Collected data
########
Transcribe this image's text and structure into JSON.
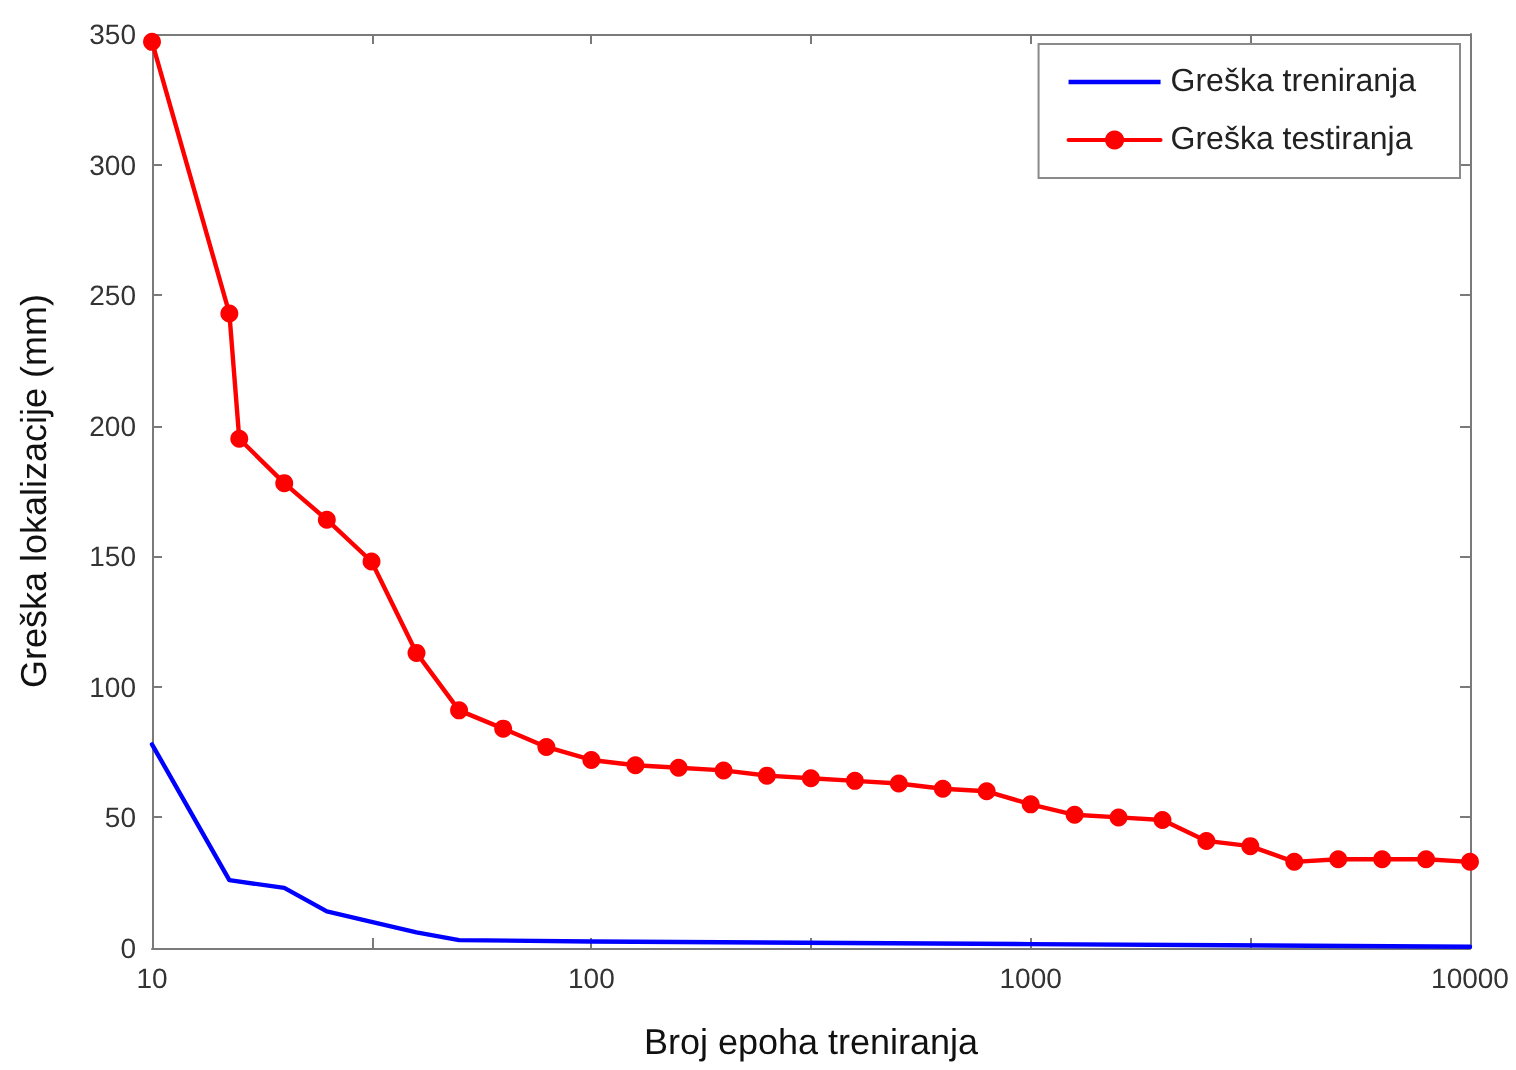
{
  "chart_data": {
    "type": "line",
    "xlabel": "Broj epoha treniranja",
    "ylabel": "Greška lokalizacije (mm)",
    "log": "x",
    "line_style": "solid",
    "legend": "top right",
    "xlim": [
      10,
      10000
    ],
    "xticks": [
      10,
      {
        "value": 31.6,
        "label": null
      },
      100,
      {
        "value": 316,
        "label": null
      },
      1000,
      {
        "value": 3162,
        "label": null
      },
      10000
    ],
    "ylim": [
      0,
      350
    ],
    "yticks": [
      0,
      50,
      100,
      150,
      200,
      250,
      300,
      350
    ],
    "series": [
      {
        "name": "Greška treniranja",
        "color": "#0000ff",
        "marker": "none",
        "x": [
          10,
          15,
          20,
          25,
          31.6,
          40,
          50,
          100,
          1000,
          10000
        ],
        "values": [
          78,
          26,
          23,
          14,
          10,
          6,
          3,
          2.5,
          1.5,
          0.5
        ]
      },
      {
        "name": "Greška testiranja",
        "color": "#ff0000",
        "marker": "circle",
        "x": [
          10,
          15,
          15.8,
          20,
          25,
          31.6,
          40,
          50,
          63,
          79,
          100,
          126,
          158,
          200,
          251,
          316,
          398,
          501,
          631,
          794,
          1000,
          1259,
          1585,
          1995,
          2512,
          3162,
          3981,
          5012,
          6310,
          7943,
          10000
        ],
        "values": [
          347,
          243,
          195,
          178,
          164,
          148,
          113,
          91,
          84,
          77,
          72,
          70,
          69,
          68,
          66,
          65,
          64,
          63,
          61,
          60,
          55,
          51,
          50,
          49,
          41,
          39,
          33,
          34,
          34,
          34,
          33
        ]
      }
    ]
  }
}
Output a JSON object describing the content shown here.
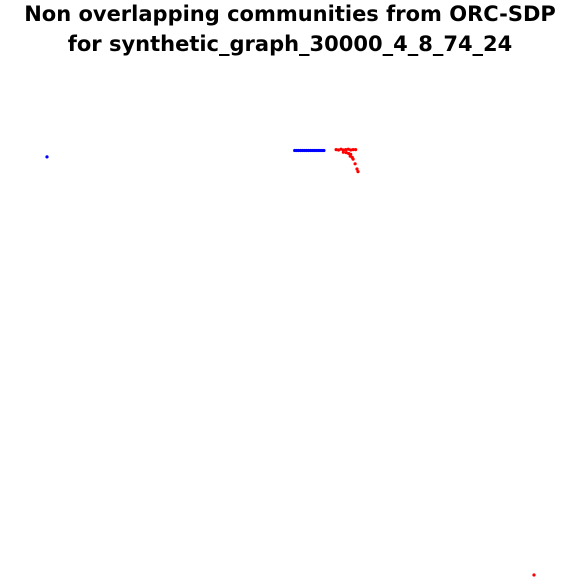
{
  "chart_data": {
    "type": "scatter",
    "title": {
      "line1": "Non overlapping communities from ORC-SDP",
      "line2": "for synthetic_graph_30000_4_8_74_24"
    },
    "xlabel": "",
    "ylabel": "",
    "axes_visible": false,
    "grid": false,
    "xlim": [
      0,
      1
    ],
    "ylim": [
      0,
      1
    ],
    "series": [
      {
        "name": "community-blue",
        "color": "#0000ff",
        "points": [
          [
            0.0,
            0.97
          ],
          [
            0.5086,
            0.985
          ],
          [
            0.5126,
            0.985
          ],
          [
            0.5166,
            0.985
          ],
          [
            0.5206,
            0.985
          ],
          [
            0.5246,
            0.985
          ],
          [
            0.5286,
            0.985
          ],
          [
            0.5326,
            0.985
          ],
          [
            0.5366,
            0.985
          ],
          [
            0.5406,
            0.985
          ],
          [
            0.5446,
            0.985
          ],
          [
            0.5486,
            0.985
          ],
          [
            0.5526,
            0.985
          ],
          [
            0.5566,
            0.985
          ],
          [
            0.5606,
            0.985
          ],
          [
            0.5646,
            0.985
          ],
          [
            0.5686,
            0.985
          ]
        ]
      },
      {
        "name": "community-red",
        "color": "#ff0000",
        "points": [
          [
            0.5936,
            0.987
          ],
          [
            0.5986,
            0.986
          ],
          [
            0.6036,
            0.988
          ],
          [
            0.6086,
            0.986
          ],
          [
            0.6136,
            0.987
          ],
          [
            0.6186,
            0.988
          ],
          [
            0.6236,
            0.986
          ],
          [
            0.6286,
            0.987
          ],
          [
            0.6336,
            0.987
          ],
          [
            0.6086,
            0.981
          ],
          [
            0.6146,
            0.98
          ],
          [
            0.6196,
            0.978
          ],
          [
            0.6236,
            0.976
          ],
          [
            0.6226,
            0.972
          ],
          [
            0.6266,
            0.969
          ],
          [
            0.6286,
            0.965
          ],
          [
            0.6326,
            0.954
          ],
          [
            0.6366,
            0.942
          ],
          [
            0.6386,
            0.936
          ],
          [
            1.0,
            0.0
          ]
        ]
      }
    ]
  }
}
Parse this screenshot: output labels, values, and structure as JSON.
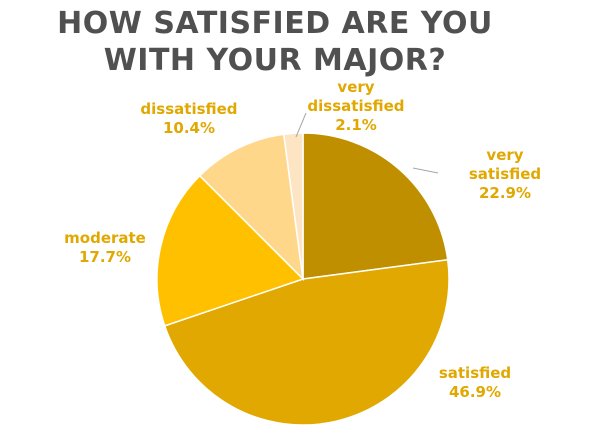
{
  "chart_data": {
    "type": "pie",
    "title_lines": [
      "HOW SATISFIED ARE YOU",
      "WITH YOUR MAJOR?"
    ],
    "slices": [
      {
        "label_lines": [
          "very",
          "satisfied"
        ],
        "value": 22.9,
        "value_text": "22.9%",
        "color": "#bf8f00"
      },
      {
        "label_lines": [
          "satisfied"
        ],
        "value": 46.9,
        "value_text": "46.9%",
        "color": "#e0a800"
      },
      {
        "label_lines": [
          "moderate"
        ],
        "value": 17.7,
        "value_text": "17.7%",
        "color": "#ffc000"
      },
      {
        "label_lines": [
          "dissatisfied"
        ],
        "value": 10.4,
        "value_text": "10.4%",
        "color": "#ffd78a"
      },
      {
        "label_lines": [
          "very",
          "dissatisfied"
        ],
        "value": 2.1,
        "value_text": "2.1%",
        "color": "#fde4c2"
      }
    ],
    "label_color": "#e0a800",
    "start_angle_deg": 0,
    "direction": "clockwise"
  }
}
########
◆ What to produce: Say, as a single number and nothing more, how many lines of the entries contain the word "Greška".

◆ Problem solution: 3